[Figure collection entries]

- - -

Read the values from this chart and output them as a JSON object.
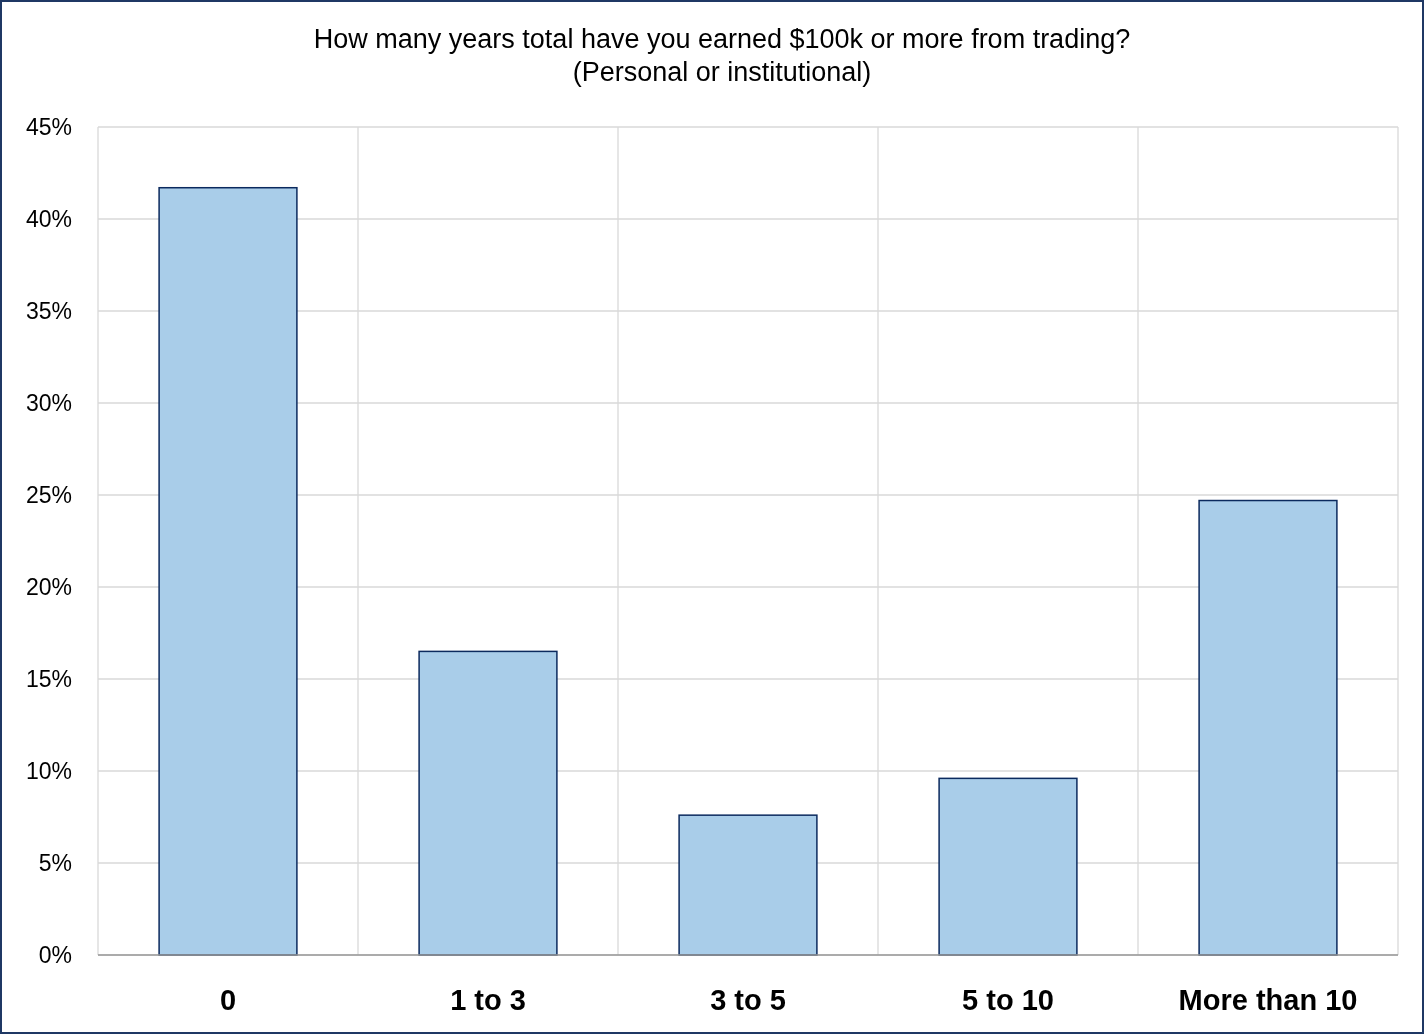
{
  "chart_data": {
    "type": "bar",
    "title": "How many years total have you earned $100k or more from trading?\n(Personal or institutional)",
    "categories": [
      "0",
      "1 to 3",
      "3 to 5",
      "5 to 10",
      "More than 10"
    ],
    "values": [
      41.7,
      16.5,
      7.6,
      9.6,
      24.7
    ],
    "color": "#a9cde9",
    "ylim": [
      0,
      45
    ],
    "yticks": [
      {
        "value": 0,
        "label": "0%"
      },
      {
        "value": 5,
        "label": "5%"
      },
      {
        "value": 10,
        "label": "10%"
      },
      {
        "value": 15,
        "label": "15%"
      },
      {
        "value": 20,
        "label": "20%"
      },
      {
        "value": 25,
        "label": "25%"
      },
      {
        "value": 30,
        "label": "30%"
      },
      {
        "value": 35,
        "label": "35%"
      },
      {
        "value": 40,
        "label": "40%"
      },
      {
        "value": 45,
        "label": "45%"
      }
    ],
    "grid": true
  }
}
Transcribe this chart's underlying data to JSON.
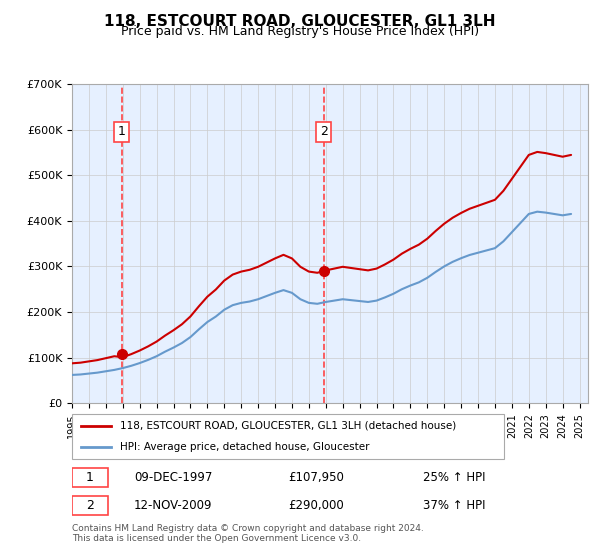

- - -

Problem to solve: Find the word "JSON" in the entries, and copy every line it shows up in.

Answer in full:
Read the values from this chart and output them as a JSON object.
Transcribe this chart's underlying data to JSON.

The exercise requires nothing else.